TO DO → Read the entries below and pull out each line with the string "from".

PROVIDED RECORDS →
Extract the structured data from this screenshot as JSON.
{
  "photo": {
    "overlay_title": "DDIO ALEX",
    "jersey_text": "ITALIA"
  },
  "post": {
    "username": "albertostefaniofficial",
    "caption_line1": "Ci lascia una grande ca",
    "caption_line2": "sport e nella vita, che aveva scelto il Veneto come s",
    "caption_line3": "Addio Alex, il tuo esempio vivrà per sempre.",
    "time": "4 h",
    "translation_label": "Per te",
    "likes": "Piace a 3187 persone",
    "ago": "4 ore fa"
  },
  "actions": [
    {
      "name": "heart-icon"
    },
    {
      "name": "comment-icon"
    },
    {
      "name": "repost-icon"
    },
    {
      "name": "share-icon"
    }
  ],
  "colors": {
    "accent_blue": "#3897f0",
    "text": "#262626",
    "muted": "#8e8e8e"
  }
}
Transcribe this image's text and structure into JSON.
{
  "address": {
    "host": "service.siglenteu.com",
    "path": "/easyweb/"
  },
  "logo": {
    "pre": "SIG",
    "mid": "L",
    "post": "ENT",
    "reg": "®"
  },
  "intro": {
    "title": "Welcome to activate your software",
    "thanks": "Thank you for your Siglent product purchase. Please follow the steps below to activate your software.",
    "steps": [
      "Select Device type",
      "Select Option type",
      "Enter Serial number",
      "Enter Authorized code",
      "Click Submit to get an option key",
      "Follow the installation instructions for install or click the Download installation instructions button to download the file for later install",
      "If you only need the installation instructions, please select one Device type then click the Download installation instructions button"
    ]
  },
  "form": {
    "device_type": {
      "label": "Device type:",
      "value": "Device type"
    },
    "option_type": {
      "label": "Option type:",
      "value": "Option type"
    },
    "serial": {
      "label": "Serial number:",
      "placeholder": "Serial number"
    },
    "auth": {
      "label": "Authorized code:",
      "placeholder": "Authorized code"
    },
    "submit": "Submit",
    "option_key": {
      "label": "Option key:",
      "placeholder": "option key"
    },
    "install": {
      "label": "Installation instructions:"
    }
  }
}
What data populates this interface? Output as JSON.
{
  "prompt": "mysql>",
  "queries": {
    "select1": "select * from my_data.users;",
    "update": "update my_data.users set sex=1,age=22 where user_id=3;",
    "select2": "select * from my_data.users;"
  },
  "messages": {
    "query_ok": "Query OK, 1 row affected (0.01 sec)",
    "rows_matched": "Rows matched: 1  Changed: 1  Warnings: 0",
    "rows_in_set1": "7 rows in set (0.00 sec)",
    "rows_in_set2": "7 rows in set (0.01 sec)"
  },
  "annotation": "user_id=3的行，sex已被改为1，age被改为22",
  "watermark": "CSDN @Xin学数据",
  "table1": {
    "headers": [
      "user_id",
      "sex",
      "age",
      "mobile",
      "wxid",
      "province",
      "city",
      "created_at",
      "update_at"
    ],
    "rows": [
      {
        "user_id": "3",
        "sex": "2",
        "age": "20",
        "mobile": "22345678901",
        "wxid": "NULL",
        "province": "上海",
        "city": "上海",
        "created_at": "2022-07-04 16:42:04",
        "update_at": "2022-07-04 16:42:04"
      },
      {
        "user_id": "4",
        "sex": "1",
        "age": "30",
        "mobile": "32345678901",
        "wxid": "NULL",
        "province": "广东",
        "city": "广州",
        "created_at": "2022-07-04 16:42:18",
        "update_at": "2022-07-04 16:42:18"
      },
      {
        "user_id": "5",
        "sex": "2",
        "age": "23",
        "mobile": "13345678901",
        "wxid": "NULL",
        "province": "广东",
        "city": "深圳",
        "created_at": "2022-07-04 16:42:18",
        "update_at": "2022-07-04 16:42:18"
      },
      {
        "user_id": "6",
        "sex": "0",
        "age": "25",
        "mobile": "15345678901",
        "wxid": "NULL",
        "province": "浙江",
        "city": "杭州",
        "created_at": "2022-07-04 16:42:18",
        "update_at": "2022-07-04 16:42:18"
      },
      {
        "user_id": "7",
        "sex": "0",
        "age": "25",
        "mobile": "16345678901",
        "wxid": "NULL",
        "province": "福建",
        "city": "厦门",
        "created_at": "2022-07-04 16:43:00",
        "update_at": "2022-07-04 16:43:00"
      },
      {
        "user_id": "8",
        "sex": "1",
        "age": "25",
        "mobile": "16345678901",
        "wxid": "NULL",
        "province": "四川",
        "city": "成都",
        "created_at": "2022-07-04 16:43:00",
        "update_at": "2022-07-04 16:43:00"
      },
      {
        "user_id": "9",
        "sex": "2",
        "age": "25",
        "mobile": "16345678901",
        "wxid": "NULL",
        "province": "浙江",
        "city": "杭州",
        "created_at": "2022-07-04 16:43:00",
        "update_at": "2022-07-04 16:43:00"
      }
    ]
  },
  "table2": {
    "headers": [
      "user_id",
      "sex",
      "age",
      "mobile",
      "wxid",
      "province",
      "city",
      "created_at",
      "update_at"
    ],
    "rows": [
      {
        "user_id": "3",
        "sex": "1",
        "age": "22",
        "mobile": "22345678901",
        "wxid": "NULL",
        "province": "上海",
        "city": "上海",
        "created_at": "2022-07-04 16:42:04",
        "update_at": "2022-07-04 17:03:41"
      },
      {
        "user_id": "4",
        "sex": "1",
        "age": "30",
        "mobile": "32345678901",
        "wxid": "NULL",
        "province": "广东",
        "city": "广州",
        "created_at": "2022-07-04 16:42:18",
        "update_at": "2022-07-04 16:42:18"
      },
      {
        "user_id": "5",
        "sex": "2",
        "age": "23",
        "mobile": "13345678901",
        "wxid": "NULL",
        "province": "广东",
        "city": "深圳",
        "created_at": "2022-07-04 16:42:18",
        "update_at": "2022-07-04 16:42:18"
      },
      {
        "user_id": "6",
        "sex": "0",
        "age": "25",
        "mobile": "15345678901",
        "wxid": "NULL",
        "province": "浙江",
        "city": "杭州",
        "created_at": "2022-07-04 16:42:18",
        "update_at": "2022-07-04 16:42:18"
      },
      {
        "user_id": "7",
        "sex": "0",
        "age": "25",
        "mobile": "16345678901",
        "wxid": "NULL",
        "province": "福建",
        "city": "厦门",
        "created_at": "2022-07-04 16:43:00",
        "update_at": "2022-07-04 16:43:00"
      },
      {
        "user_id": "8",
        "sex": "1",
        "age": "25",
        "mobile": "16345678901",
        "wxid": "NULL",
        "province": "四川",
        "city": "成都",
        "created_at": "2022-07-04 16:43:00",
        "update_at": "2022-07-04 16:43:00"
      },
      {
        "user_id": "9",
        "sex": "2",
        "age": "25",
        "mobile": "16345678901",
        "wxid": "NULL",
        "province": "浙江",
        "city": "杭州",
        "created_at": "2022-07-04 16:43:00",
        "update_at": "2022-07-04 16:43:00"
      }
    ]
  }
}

WRITTEN ANSWER →
Extract the structured data from this screenshot as JSON.
    "select1": "select * from my_data.users;",
    "select2": "select * from my_data.users;"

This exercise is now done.